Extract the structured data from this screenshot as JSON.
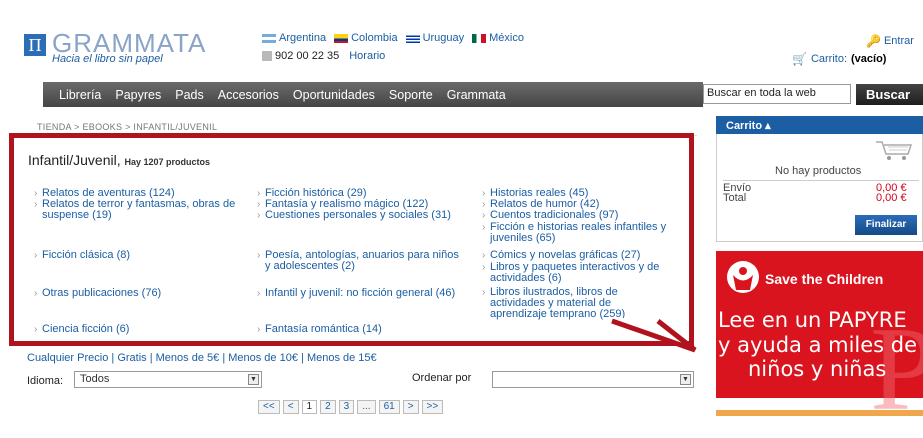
{
  "header": {
    "logo_mark": "Π",
    "logo_text": "GRAMMATA",
    "tagline": "Hacia el libro sin papel",
    "countries": [
      {
        "name": "Argentina",
        "flag_colors": [
          "#74acdf",
          "#ffffff",
          "#74acdf"
        ]
      },
      {
        "name": "Colombia",
        "flag_colors": [
          "#fcd116",
          "#003893",
          "#ce1126"
        ]
      },
      {
        "name": "Uruguay",
        "flag_colors": [
          "#ffffff",
          "#0038a8",
          "#ffffff"
        ]
      },
      {
        "name": "México",
        "flag_colors": [
          "#006847",
          "#ffffff",
          "#ce1126"
        ]
      }
    ],
    "phone": "902 00 22 35",
    "horario": "Horario",
    "entrar": "Entrar",
    "carrito_label": "Carrito:",
    "carrito_status": "(vacío)"
  },
  "nav": {
    "items": [
      "Librería",
      "Papyres",
      "Pads",
      "Accesorios",
      "Oportunidades",
      "Soporte",
      "Grammata"
    ],
    "search_value": "Buscar en toda la web",
    "search_button": "Buscar"
  },
  "breadcrumb": "TIENDA > EBOOKS > INFANTIL/JUVENIL",
  "category": {
    "title": "Infantil/Juvenil,",
    "count": "Hay 1207 productos",
    "col1": [
      "Relatos de aventuras (124)",
      "Relatos de terror y fantasmas, obras de suspense (19)",
      "Ficción clásica (8)",
      "Otras publicaciones (76)",
      "Ciencia ficción (6)"
    ],
    "col2": [
      "Ficción histórica (29)",
      "Fantasía y realismo mágico (122)",
      "Cuestiones personales y sociales (31)",
      "Poesía, antologías, anuarios para niños y adolescentes (2)",
      "Infantil y juvenil: no ficción general (46)",
      "Fantasía romántica (14)"
    ],
    "col3": [
      "Historias reales (45)",
      "Relatos de humor (42)",
      "Cuentos tradicionales (97)",
      "Ficción e historias reales infantiles y juveniles (65)",
      "Cómics y novelas gráficas (27)",
      "Libros y paquetes interactivos y de actividades (6)",
      "Libros ilustrados, libros de actividades y material de aprendizaje temprano (259)"
    ]
  },
  "filters": {
    "prices": [
      "Cualquier Precio",
      "Gratis",
      "Menos de 5€",
      "Menos de 10€",
      "Menos de 15€"
    ],
    "idioma_label": "Idioma:",
    "idioma_value": "Todos",
    "ordenar_label": "Ordenar por",
    "ordenar_value": ""
  },
  "pager": [
    "<<",
    "<",
    "1",
    "2",
    "3",
    "...",
    "61",
    ">",
    ">>"
  ],
  "cart": {
    "title": "Carrito ▴",
    "empty": "No hay productos",
    "envio_label": "Envío",
    "envio_value": "0,00 €",
    "total_label": "Total",
    "total_value": "0,00 €",
    "finalizar": "Finalizar"
  },
  "ad": {
    "brand": "Save the Children",
    "line1": "Lee en un PAPYRE",
    "line2": "y ayuda a miles de",
    "line3": "niños y niñas",
    "big_letter": "P"
  },
  "colors": {
    "accent": "#1b5ea3",
    "callout": "#b0121e",
    "ad_red": "#d9141f"
  }
}
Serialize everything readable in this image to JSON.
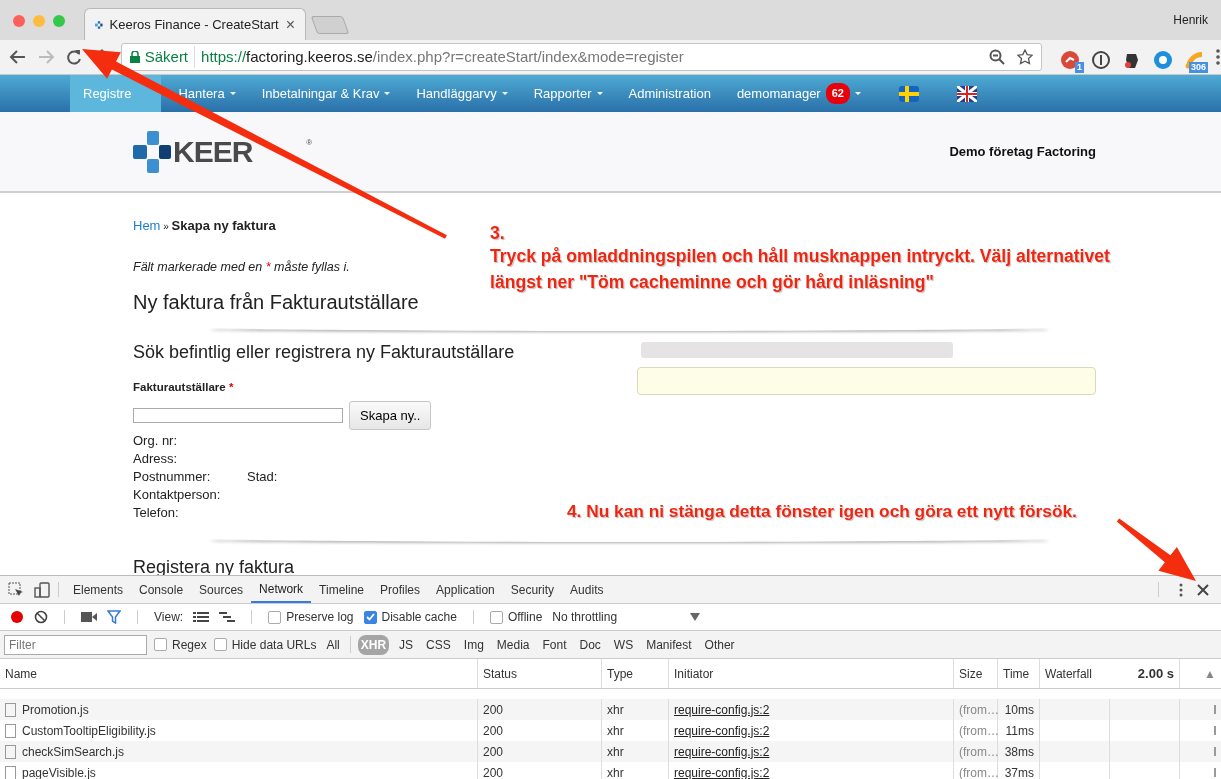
{
  "browser": {
    "tab_title": "Keeros Finance - CreateStart",
    "tab_close": "×",
    "user": "Henrik",
    "address": {
      "secure_label": "Säkert",
      "scheme": "https://",
      "host": "factoring.keeros.se",
      "path": "/index.php?r=createStart/index&mode=register"
    },
    "extension_badges": [
      "1",
      "306"
    ]
  },
  "nav": {
    "items": [
      {
        "label": "Registre",
        "dropdown": false,
        "selected": true
      },
      {
        "label": "Hantera",
        "dropdown": true,
        "selected": false
      },
      {
        "label": "Inbetalningar & Krav",
        "dropdown": true,
        "selected": false
      },
      {
        "label": "Handläggarvy",
        "dropdown": true,
        "selected": false
      },
      {
        "label": "Rapporter",
        "dropdown": true,
        "selected": false
      },
      {
        "label": "Administration",
        "dropdown": false,
        "selected": false
      },
      {
        "label": "demomanager",
        "dropdown": true,
        "selected": false,
        "badge": "62"
      }
    ]
  },
  "header": {
    "logo_text": "KEER",
    "logo_mark": "®",
    "company": "Demo företag Factoring"
  },
  "breadcrumb": {
    "home": "Hem",
    "separator": "»",
    "current": "Skapa ny faktura"
  },
  "required_note": {
    "before": "Fält markerade med en",
    "mark": "*",
    "after": "måste fyllas i."
  },
  "heading": "Ny faktura från Fakturautställare",
  "search_section": {
    "title": "Sök befintlig eller registrera ny Fakturautställare",
    "field_label": "Fakturautställare",
    "required_mark": "*",
    "create_button": "Skapa ny..",
    "info": [
      [
        "Org. nr:"
      ],
      [
        "Adress:"
      ],
      [
        "Postnummer:",
        "Stad:"
      ],
      [
        "Kontaktperson:"
      ],
      [
        "Telefon:"
      ]
    ]
  },
  "register_section": {
    "title": "Registera ny faktura"
  },
  "annotations": {
    "step3_number": "3.",
    "step3_text": "Tryck på omladdningspilen och håll musknappen intryckt. Välj alternativet längst ner \"Töm cacheminne och gör hård inläsning\"",
    "step4_text": "4. Nu kan ni stänga detta fönster igen och göra ett nytt försök."
  },
  "devtools": {
    "tabs": [
      {
        "label": "Elements",
        "selected": false
      },
      {
        "label": "Console",
        "selected": false
      },
      {
        "label": "Sources",
        "selected": false
      },
      {
        "label": "Network",
        "selected": true
      },
      {
        "label": "Timeline",
        "selected": false
      },
      {
        "label": "Profiles",
        "selected": false
      },
      {
        "label": "Application",
        "selected": false
      },
      {
        "label": "Security",
        "selected": false
      },
      {
        "label": "Audits",
        "selected": false
      }
    ],
    "toolbar": {
      "view_label": "View:",
      "options": [
        {
          "label": "Preserve log",
          "checked": false
        },
        {
          "label": "Disable cache",
          "checked": true
        },
        {
          "label": "Offline",
          "checked": false
        }
      ],
      "throttling": "No throttling"
    },
    "filter": {
      "placeholder": "Filter",
      "options": [
        {
          "label": "Regex",
          "checked": false
        },
        {
          "label": "Hide data URLs",
          "checked": false
        }
      ],
      "types": [
        {
          "label": "All",
          "selected": false
        },
        {
          "label": "XHR",
          "selected": true
        },
        {
          "label": "JS",
          "selected": false
        },
        {
          "label": "CSS",
          "selected": false
        },
        {
          "label": "Img",
          "selected": false
        },
        {
          "label": "Media",
          "selected": false
        },
        {
          "label": "Font",
          "selected": false
        },
        {
          "label": "Doc",
          "selected": false
        },
        {
          "label": "WS",
          "selected": false
        },
        {
          "label": "Manifest",
          "selected": false
        },
        {
          "label": "Other",
          "selected": false
        }
      ]
    },
    "table": {
      "columns": [
        "Name",
        "Status",
        "Type",
        "Initiator",
        "Size",
        "Time",
        "Waterfall"
      ],
      "waterfall_scale": "2.00 s",
      "sort_mark": "▲",
      "rows": [
        {
          "name": "Promotion.js",
          "status": "200",
          "type": "xhr",
          "initiator": "require-config.js:2",
          "size": "(from…",
          "time": "10ms"
        },
        {
          "name": "CustomTooltipEligibility.js",
          "status": "200",
          "type": "xhr",
          "initiator": "require-config.js:2",
          "size": "(from…",
          "time": "11ms"
        },
        {
          "name": "checkSimSearch.js",
          "status": "200",
          "type": "xhr",
          "initiator": "require-config.js:2",
          "size": "(from…",
          "time": "38ms"
        },
        {
          "name": "pageVisible.js",
          "status": "200",
          "type": "xhr",
          "initiator": "require-config.js:2",
          "size": "(from…",
          "time": "37ms"
        }
      ]
    }
  }
}
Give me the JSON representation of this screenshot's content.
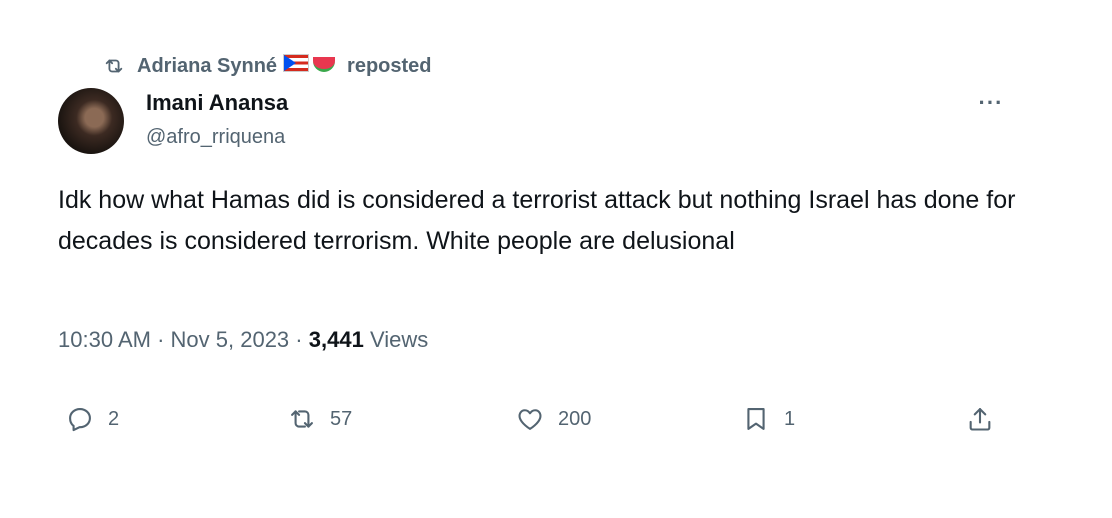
{
  "repost": {
    "reposter_name": "Adriana Synné",
    "action_text": "reposted",
    "icons": [
      "repost-icon",
      "puerto-rico-flag-icon",
      "watermelon-icon"
    ]
  },
  "author": {
    "name": "Imani Anansa",
    "handle": "@afro_rriquena"
  },
  "tweet": {
    "text": "Idk how what Hamas did is considered a terrorist attack but nothing Israel has done for decades is considered terrorism. White people are delusional"
  },
  "meta": {
    "time": "10:30 AM",
    "separator": "·",
    "date": "Nov 5, 2023",
    "views_count": "3,441",
    "views_label": "Views"
  },
  "actions": {
    "replies": "2",
    "reposts": "57",
    "likes": "200",
    "bookmarks": "1"
  },
  "colors": {
    "text_primary": "#0f1419",
    "text_secondary": "#536471",
    "background": "#ffffff"
  }
}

• • • •

**Aim:** Scan the data above and copy every line with "niños" in it.

**Solution to this problem:**
      "Poesía, antologías, anuarios para niños y adolescentes (2)",
    "line3": "niños y niñas",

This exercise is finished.